**GIVEN EXERCISE:** Every line of the data must be copied exactly.

**SUPPLIED MATERIAL:**
------------------------------------------------------------
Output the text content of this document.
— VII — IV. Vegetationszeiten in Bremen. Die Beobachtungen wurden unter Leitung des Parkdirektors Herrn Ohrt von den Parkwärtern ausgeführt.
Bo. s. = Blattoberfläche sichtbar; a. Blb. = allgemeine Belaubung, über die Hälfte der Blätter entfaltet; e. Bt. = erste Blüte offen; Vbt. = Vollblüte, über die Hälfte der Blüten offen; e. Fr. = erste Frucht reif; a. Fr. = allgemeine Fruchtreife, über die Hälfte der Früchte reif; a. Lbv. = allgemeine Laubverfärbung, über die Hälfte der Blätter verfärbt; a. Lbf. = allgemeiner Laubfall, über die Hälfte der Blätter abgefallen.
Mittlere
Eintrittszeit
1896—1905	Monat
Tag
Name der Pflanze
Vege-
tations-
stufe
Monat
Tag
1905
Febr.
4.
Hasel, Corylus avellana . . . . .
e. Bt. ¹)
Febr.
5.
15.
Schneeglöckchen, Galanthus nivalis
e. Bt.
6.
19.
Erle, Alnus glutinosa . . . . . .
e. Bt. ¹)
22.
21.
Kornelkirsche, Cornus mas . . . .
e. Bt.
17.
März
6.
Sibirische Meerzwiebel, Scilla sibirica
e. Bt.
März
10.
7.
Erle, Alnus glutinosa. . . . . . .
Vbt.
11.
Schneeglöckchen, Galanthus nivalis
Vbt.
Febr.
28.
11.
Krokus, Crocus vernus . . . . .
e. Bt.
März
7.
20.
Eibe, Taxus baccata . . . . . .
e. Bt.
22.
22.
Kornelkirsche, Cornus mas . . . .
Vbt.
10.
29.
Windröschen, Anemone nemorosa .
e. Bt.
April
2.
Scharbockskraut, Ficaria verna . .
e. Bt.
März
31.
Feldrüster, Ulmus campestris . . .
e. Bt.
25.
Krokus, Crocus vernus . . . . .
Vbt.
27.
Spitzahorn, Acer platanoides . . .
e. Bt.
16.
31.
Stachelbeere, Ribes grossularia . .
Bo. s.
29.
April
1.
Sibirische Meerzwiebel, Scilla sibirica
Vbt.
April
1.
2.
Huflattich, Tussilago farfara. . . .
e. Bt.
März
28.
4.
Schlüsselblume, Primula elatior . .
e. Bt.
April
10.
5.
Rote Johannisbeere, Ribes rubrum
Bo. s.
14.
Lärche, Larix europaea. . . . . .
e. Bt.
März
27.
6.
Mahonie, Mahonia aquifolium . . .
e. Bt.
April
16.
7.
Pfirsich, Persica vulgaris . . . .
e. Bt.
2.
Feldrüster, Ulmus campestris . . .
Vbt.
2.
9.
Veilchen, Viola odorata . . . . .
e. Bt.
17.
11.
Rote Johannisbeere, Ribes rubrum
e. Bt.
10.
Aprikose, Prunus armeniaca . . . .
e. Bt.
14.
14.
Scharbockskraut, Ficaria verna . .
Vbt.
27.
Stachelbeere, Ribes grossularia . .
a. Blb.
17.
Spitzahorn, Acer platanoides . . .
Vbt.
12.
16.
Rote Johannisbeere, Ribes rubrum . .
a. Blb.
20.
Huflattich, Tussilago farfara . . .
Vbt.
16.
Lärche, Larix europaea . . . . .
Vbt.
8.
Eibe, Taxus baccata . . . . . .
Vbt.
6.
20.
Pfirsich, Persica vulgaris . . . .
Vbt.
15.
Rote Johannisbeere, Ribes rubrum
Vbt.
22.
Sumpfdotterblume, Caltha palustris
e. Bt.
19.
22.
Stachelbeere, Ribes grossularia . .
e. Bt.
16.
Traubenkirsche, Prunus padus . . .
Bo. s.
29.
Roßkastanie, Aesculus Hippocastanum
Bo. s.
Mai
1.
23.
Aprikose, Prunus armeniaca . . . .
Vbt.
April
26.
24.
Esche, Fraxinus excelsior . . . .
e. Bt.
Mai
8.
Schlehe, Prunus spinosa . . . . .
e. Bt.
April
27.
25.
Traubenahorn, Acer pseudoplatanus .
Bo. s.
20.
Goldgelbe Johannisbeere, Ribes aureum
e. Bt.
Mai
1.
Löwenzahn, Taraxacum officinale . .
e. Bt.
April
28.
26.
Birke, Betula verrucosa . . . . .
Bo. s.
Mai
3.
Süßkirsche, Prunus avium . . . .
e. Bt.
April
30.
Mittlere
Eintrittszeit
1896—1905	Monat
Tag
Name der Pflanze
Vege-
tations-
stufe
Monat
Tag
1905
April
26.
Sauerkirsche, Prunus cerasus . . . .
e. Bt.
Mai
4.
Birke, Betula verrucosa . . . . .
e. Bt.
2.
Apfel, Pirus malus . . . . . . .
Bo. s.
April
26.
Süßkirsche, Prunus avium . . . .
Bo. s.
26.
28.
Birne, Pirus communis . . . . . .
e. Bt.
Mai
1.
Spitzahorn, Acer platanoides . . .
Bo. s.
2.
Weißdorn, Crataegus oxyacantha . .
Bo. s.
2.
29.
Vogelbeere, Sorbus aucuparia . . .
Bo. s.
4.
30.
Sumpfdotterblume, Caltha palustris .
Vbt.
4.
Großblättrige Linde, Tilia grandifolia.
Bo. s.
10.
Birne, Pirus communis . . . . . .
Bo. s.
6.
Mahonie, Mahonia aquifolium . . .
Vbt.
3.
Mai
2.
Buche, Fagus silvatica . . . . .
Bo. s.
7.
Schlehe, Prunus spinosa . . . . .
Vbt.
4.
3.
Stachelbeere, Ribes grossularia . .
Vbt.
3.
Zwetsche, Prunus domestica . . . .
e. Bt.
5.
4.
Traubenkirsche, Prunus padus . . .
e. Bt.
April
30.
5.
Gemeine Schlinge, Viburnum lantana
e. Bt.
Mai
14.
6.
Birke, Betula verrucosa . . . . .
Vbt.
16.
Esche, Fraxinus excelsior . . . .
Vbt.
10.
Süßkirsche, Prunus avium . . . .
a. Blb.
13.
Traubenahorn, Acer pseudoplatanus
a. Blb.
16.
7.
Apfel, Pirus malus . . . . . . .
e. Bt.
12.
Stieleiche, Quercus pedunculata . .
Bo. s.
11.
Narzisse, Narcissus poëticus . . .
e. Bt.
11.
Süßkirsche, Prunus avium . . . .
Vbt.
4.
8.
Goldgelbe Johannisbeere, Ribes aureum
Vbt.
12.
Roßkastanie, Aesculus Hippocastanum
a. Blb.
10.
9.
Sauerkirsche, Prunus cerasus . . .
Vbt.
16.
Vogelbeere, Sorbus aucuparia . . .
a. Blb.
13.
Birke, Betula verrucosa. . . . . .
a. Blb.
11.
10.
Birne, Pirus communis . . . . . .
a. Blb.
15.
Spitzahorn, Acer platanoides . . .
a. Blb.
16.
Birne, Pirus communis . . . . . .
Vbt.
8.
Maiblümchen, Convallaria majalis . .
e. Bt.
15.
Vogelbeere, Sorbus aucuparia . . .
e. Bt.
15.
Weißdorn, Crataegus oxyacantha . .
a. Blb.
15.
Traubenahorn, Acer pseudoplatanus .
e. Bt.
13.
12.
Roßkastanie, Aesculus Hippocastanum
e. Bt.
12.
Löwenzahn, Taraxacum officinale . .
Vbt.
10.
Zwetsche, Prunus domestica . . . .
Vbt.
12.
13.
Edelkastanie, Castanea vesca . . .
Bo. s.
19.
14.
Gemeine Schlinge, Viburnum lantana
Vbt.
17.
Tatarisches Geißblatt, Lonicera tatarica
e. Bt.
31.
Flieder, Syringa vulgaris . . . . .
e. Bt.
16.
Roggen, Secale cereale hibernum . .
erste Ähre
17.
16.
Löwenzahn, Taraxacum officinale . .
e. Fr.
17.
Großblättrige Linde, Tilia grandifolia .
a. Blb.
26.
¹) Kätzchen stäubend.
------------------------------------------------------------
**EXERCISE ANSWER:**
Output the text content of this document.
— VII — IV. Vegetationszeiten in Bremen. Die Beobachtungen wurden unter Leitung des Parkdirektors Herrn Ohrt von den Parkwärtern ausgeführt.
Bo. s. = Blattoberfläche sichtbar; a. Blb. = allgemeine Belaubung, über die Hälfte der Blätter entfaltet; e. Bt. = erste Blüte offen; Vbt. = Vollblüte, über die Hälfte der Blüten offen; e. Fr. = erste Frucht reif; a. Fr. = allgemeine Fruchtreife, über die Hälfte der Früchte reif; a. Lbv. = allgemeine Laubverfärbung, über die Hälfte der Blätter verfärbt; a. Lbf. = allgemeiner Laubfall, über die Hälfte der Blätter abgefallen.
Mittlere
Eintrittszeit
1896—1905	Monat
Tag
Name der Pflanze
Vege-
tations-
stufe
Monat
Tag
1905
Febr.
4.
Hasel, Corylus avellana . . . . .
e. Bt. ¹)
Febr.
5.
15.
Schneeglöckchen, Galanthus nivalis
e. Bt.
6.
19.
Erle, Alnus glutinosa . . . . . .
e. Bt. ¹)
22.
21.
Kornelkirsche, Cornus mas . . . .
e. Bt.
17.
März
6.
Sibirische Meerzwiebel, Scilla sibirica
e. Bt.
März
10.
7.
Erle, Alnus glutinosa. . . . . . .
Vbt.
11.
Schneeglöckchen, Galanthus nivalis
Vbt.
Febr.
28.
11.
Krokus, Crocus vernus . . . . .
e. Bt.
März
7.
20.
Eibe, Taxus baccata . . . . . .
e. Bt.
22.
22.
Kornelkirsche, Cornus mas . . . .
Vbt.
10.
29.
Windröschen, Anemone nemorosa .
e. Bt.
April
2.
Scharbockskraut, Ficaria verna . .
e. Bt.
März
31.
Feldrüster, Ulmus campestris . . .
e. Bt.
25.
Krokus, Crocus vernus . . . . .
Vbt.
27.
Spitzahorn, Acer platanoides . . .
e. Bt.
16.
31.
Stachelbeere, Ribes grossularia . .
Bo. s.
29.
April
1.
Sibirische Meerzwiebel, Scilla sibirica
Vbt.
April
1.
2.
Huflattich, Tussilago farfara. . . .
e. Bt.
März
28.
4.
Schlüsselblume, Primula elatior . .
e. Bt.
April
10.
5.
Rote Johannisbeere, Ribes rubrum
Bo. s.
14.
Lärche, Larix europaea. . . . . .
e. Bt.
März
27.
6.
Mahonie, Mahonia aquifolium . . .
e. Bt.
April
16.
7.
Pfirsich, Persica vulgaris . . . .
e. Bt.
2.
Feldrüster, Ulmus campestris . . .
Vbt.
2.
9.
Veilchen, Viola odorata . . . . .
e. Bt.
17.
11.
Rote Johannisbeere, Ribes rubrum
e. Bt.
10.
Aprikose, Prunus armeniaca . . . .
e. Bt.
14.
14.
Scharbockskraut, Ficaria verna . .
Vbt.
27.
Stachelbeere, Ribes grossularia . .
a. Blb.
17.
Spitzahorn, Acer platanoides . . .
Vbt.
12.
16.
Rote Johannisbeere, Ribes rubrum . .
a. Blb.
20.
Huflattich, Tussilago farfara . . .
Vbt.
16.
Lärche, Larix europaea . . . . .
Vbt.
8.
Eibe, Taxus baccata . . . . . .
Vbt.
6.
20.
Pfirsich, Persica vulgaris . . . .
Vbt.
15.
Rote Johannisbeere, Ribes rubrum
Vbt.
22.
Sumpfdotterblume, Caltha palustris
e. Bt.
19.
22.
Stachelbeere, Ribes grossularia . .
e. Bt.
16.
Traubenkirsche, Prunus padus . . .
Bo. s.
29.
Roßkastanie, Aesculus Hippocastanum
Bo. s.
Mai
1.
23.
Aprikose, Prunus armeniaca . . . .
Vbt.
April
26.
24.
Esche, Fraxinus excelsior . . . .
e. Bt.
Mai
8.
Schlehe, Prunus spinosa . . . . .
e. Bt.
April
27.
25.
Traubenahorn, Acer pseudoplatanus .
Bo. s.
20.
Goldgelbe Johannisbeere, Ribes aureum
e. Bt.
Mai
1.
Löwenzahn, Taraxacum officinale . .
e. Bt.
April
28.
26.
Birke, Betula verrucosa . . . . .
Bo. s.
Mai
3.
Süßkirsche, Prunus avium . . . .
e. Bt.
April
30.
Mittlere
Eintrittszeit
1896—1905	Monat
Tag
Name der Pflanze
Vege-
tations-
stufe
Monat
Tag
1905
April
26.
Sauerkirsche, Prunus cerasus . . . .
e. Bt.
Mai
4.
Birke, Betula verrucosa . . . . .
e. Bt.
2.
Apfel, Pirus malus . . . . . . .
Bo. s.
April
26.
Süßkirsche, Prunus avium . . . .
Bo. s.
26.
28.
Birne, Pirus communis . . . . . .
e. Bt.
Mai
1.
Spitzahorn, Acer platanoides . . .
Bo. s.
2.
Weißdorn, Crataegus oxyacantha . .
Bo. s.
2.
29.
Vogelbeere, Sorbus aucuparia . . .
Bo. s.
4.
30.
Sumpfdotterblume, Caltha palustris .
Vbt.
4.
Großblättrige Linde, Tilia grandifolia.
Bo. s.
10.
Birne, Pirus communis . . . . . .
Bo. s.
6.
Mahonie, Mahonia aquifolium . . .
Vbt.
3.
Mai
2.
Buche, Fagus silvatica . . . . .
Bo. s.
7.
Schlehe, Prunus spinosa . . . . .
Vbt.
4.
3.
Stachelbeere, Ribes grossularia . .
Vbt.
3.
Zwetsche, Prunus domestica . . . .
e. Bt.
5.
4.
Traubenkirsche, Prunus padus . . .
e. Bt.
April
30.
5.
Gemeine Schlinge, Viburnum lantana
e. Bt.
Mai
14.
6.
Birke, Betula verrucosa . . . . .
Vbt.
16.
Esche, Fraxinus excelsior . . . .
Vbt.
10.
Süßkirsche, Prunus avium . . . .
a. Blb.
13.
Traubenahorn, Acer pseudoplatanus
a. Blb.
16.
7.
Apfel, Pirus malus . . . . . . .
e. Bt.
12.
Stieleiche, Quercus pedunculata . .
Bo. s.
11.
Narzisse, Narcissus poëticus . . .
e. Bt.
11.
Süßkirsche, Prunus avium . . . .
Vbt.
4.
8.
Goldgelbe Johannisbeere, Ribes aureum
Vbt.
12.
Roßkastanie, Aesculus Hippocastanum
a. Blb.
10.
9.
Sauerkirsche, Prunus cerasus . . .
Vbt.
16.
Vogelbeere, Sorbus aucuparia . . .
a. Blb.
13.
Birke, Betula verrucosa. . . . . .
a. Blb.
11.
10.
Birne, Pirus communis . . . . . .
a. Blb.
15.
Spitzahorn, Acer platanoides . . .
a. Blb.
16.
Birne, Pirus communis . . . . . .
Vbt.
8.
Maiblümchen, Convallaria majalis . .
e. Bt.
15.
Vogelbeere, Sorbus aucuparia . . .
e. Bt.
15.
Weißdorn, Crataegus oxyacantha . .
a. Blb.
15.
Traubenahorn, Acer pseudoplatanus .
e. Bt.
13.
12.
Roßkastanie, Aesculus Hippocastanum
e. Bt.
12.
Löwenzahn, Taraxacum officinale . .
Vbt.
10.
Zwetsche, Prunus domestica . . . .
Vbt.
12.
13.
Edelkastanie, Castanea vesca . . .
Bo. s.
19.
14.
Gemeine Schlinge, Viburnum lantana
Vbt.
17.
Tatarisches Geißblatt, Lonicera tatarica
e. Bt.
31.
Flieder, Syringa vulgaris . . . . .
e. Bt.
16.
Roggen, Secale cereale hibernum . .
erste Ähre
17.
16.
Löwenzahn, Taraxacum officinale . .
e. Fr.
17.
Großblättrige Linde, Tilia grandifolia .
a. Blb.
26.
¹) Kätzchen stäubend.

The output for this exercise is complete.